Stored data
+ + + + +

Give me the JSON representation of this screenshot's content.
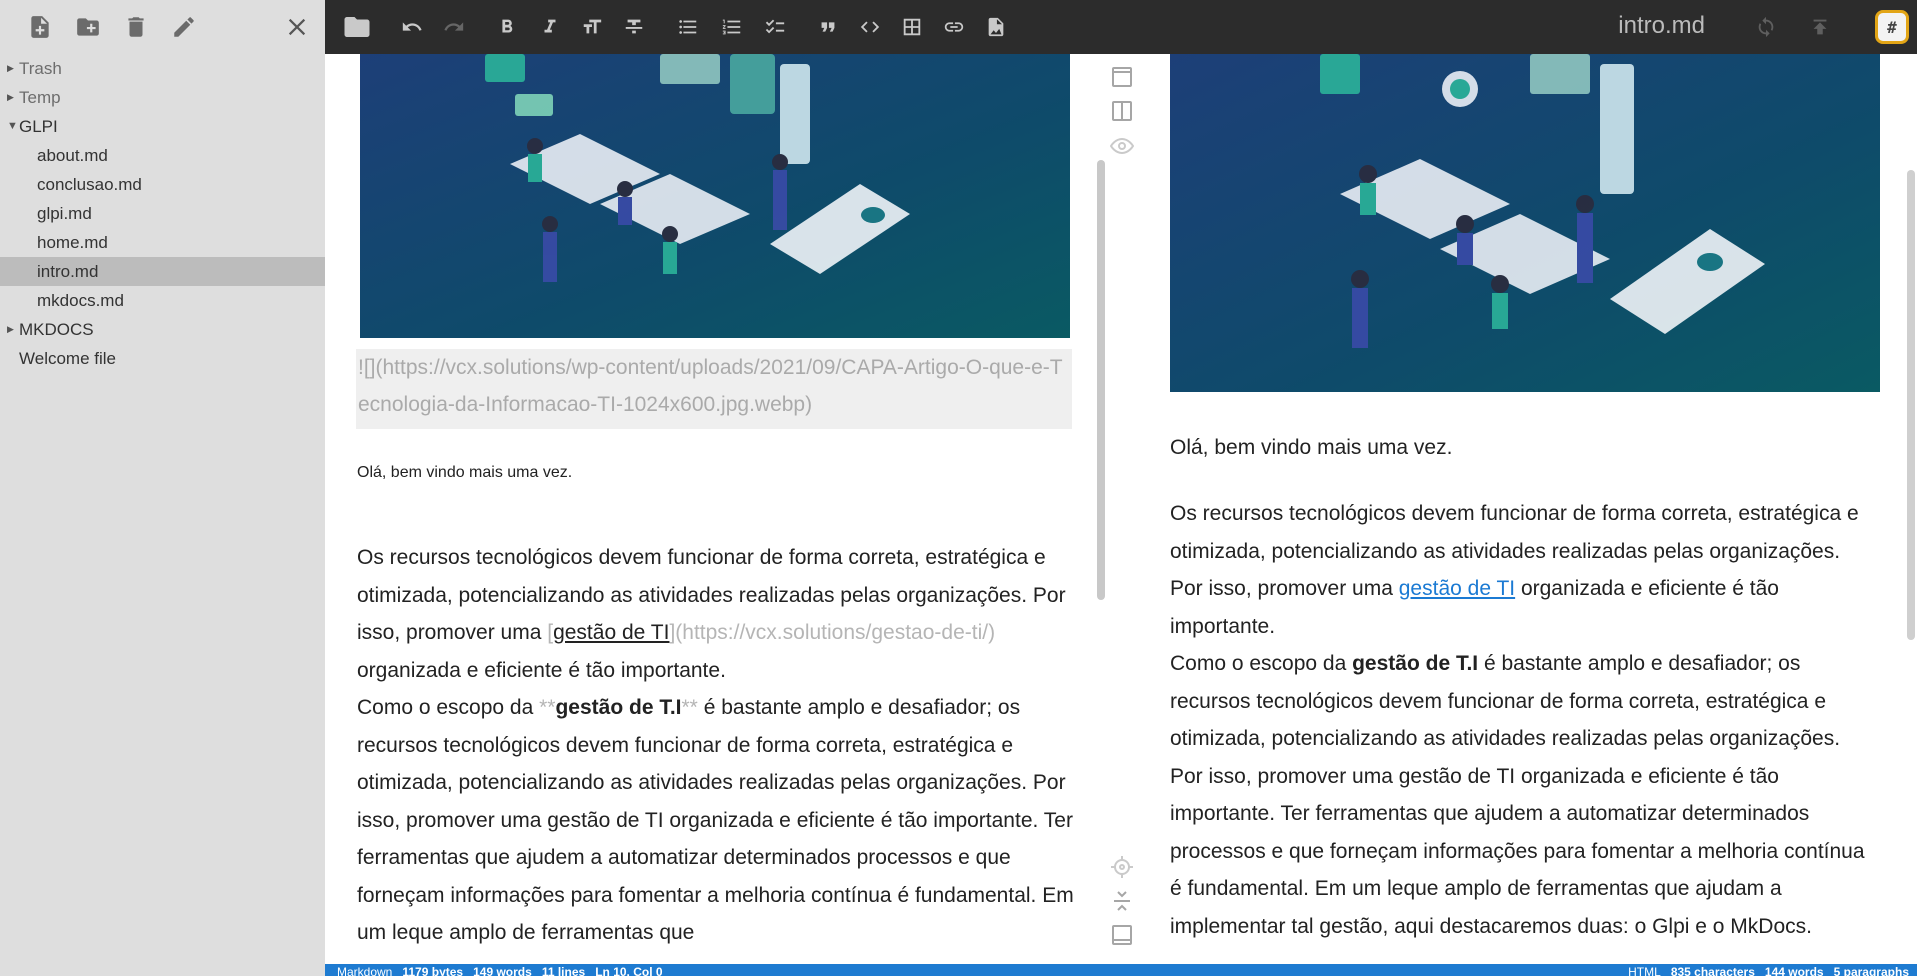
{
  "explorer": {
    "tree": [
      {
        "label": "Trash",
        "kind": "folder",
        "expanded": false
      },
      {
        "label": "Temp",
        "kind": "folder",
        "expanded": false
      },
      {
        "label": "GLPI",
        "kind": "folder",
        "expanded": true
      },
      {
        "label": "about.md",
        "kind": "file"
      },
      {
        "label": "conclusao.md",
        "kind": "file"
      },
      {
        "label": "glpi.md",
        "kind": "file"
      },
      {
        "label": "home.md",
        "kind": "file"
      },
      {
        "label": "intro.md",
        "kind": "file",
        "selected": true
      },
      {
        "label": "mkdocs.md",
        "kind": "file"
      },
      {
        "label": "MKDOCS",
        "kind": "folder",
        "expanded": false
      },
      {
        "label": "Welcome file",
        "kind": "file"
      }
    ]
  },
  "navbar": {
    "document_title": "intro.md",
    "workspace_label": "#"
  },
  "editor": {
    "image_markdown": "![](https://vcx.solutions/wp-content/uploads/2021/09/CAPA-Artigo-O-que-e-Tecnologia-da-Informacao-TI-1024x600.jpg.webp)",
    "p1": "Olá, bem vindo mais uma vez.",
    "p2_start": "Os recursos tecnológicos devem funcionar de forma correta, estratégica e otimizada, potencializando as atividades realizadas pelas organizações. Por isso, promover uma ",
    "p2_link_open": "[",
    "p2_link_text": "gestão de TI",
    "p2_link_url": "](https://vcx.solutions/gestao-de-ti/)",
    "p2_end": " organizada e eficiente é tão importante.",
    "p3_start": "Como o escopo da ",
    "p3_bold_marker": "**",
    "p3_bold_text": "gestão de T.I",
    "p3_end": " é bastante amplo e desafiador; os recursos tecnológicos devem funcionar de forma correta, estratégica e otimizada, potencializando as atividades realizadas pelas organizações. Por isso, promover uma gestão de TI organizada e eficiente é tão importante. Ter ferramentas que ajudem a automatizar determinados processos e que forneçam informações para fomentar a melhoria contínua é fundamental. Em um leque amplo de ferramentas que"
  },
  "preview": {
    "p1": "Olá, bem vindo mais uma vez.",
    "p2_start": "Os recursos tecnológicos devem funcionar de forma correta, estratégica e otimizada, potencializando as atividades realizadas pelas organizações. Por isso, promover uma ",
    "p2_link": "gestão de TI",
    "p2_end": " organizada e eficiente é tão importante.",
    "p3_start": "Como o escopo da ",
    "p3_bold": "gestão de T.I",
    "p3_end": " é bastante amplo e desafiador; os recursos tecnológicos devem funcionar de forma correta, estratégica e otimizada, potencializando as atividades realizadas pelas organizações. Por isso, promover uma gestão de TI organizada e eficiente é tão importante. Ter ferramentas que ajudem a automatizar determinados processos e que forneçam informações para fomentar a melhoria contínua é fundamental. Em um leque amplo de ferramentas que ajudam a implementar tal gestão, aqui destacaremos duas: o Glpi e o MkDocs."
  },
  "status_bar": {
    "left": {
      "mode": "Markdown",
      "bytes": "1179 bytes",
      "words": "149 words",
      "lines": "11 lines",
      "position": "Ln 10, Col 0"
    },
    "right": {
      "format": "HTML",
      "characters": "835 characters",
      "words": "144 words",
      "paragraphs": "5 paragraphs"
    }
  },
  "colors": {
    "sidebar_bg": "#dedede",
    "navbar_bg": "#2c2c2c",
    "status_bar_bg": "#1e7bd1",
    "link": "#1b7ad3",
    "image_bg": "#12384e"
  }
}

+ + + + +

[TASK BRIEF]: Leave the pictures out, and print every line of the listing exactly as written.

[EXERCISE ANSWER]:
Give me the JSON representation of this screenshot's content.
{
  "explorer": {
    "tree": [
      {
        "label": "Trash",
        "kind": "folder",
        "expanded": false
      },
      {
        "label": "Temp",
        "kind": "folder",
        "expanded": false
      },
      {
        "label": "GLPI",
        "kind": "folder",
        "expanded": true
      },
      {
        "label": "about.md",
        "kind": "file"
      },
      {
        "label": "conclusao.md",
        "kind": "file"
      },
      {
        "label": "glpi.md",
        "kind": "file"
      },
      {
        "label": "home.md",
        "kind": "file"
      },
      {
        "label": "intro.md",
        "kind": "file",
        "selected": true
      },
      {
        "label": "mkdocs.md",
        "kind": "file"
      },
      {
        "label": "MKDOCS",
        "kind": "folder",
        "expanded": false
      },
      {
        "label": "Welcome file",
        "kind": "file"
      }
    ]
  },
  "navbar": {
    "document_title": "intro.md",
    "workspace_label": "#"
  },
  "editor": {
    "image_markdown": "![](https://vcx.solutions/wp-content/uploads/2021/09/CAPA-Artigo-O-que-e-Tecnologia-da-Informacao-TI-1024x600.jpg.webp)",
    "p1": "Olá, bem vindo mais uma vez.",
    "p2_start": "Os recursos tecnológicos devem funcionar de forma correta, estratégica e otimizada, potencializando as atividades realizadas pelas organizações. Por isso, promover uma ",
    "p2_link_open": "[",
    "p2_link_text": "gestão de TI",
    "p2_link_url": "](https://vcx.solutions/gestao-de-ti/)",
    "p2_end": " organizada e eficiente é tão importante.",
    "p3_start": "Como o escopo da ",
    "p3_bold_marker": "**",
    "p3_bold_text": "gestão de T.I",
    "p3_end": " é bastante amplo e desafiador; os recursos tecnológicos devem funcionar de forma correta, estratégica e otimizada, potencializando as atividades realizadas pelas organizações. Por isso, promover uma gestão de TI organizada e eficiente é tão importante. Ter ferramentas que ajudem a automatizar determinados processos e que forneçam informações para fomentar a melhoria contínua é fundamental. Em um leque amplo de ferramentas que"
  },
  "preview": {
    "p1": "Olá, bem vindo mais uma vez.",
    "p2_start": "Os recursos tecnológicos devem funcionar de forma correta, estratégica e otimizada, potencializando as atividades realizadas pelas organizações. Por isso, promover uma ",
    "p2_link": "gestão de TI",
    "p2_end": " organizada e eficiente é tão importante.",
    "p3_start": "Como o escopo da ",
    "p3_bold": "gestão de T.I",
    "p3_end": " é bastante amplo e desafiador; os recursos tecnológicos devem funcionar de forma correta, estratégica e otimizada, potencializando as atividades realizadas pelas organizações. Por isso, promover uma gestão de TI organizada e eficiente é tão importante. Ter ferramentas que ajudem a automatizar determinados processos e que forneçam informações para fomentar a melhoria contínua é fundamental. Em um leque amplo de ferramentas que ajudam a implementar tal gestão, aqui destacaremos duas: o Glpi e o MkDocs."
  },
  "status_bar": {
    "left": {
      "mode": "Markdown",
      "bytes": "1179 bytes",
      "words": "149 words",
      "lines": "11 lines",
      "position": "Ln 10, Col 0"
    },
    "right": {
      "format": "HTML",
      "characters": "835 characters",
      "words": "144 words",
      "paragraphs": "5 paragraphs"
    }
  },
  "colors": {
    "sidebar_bg": "#dedede",
    "navbar_bg": "#2c2c2c",
    "status_bar_bg": "#1e7bd1",
    "link": "#1b7ad3",
    "image_bg": "#12384e"
  }
}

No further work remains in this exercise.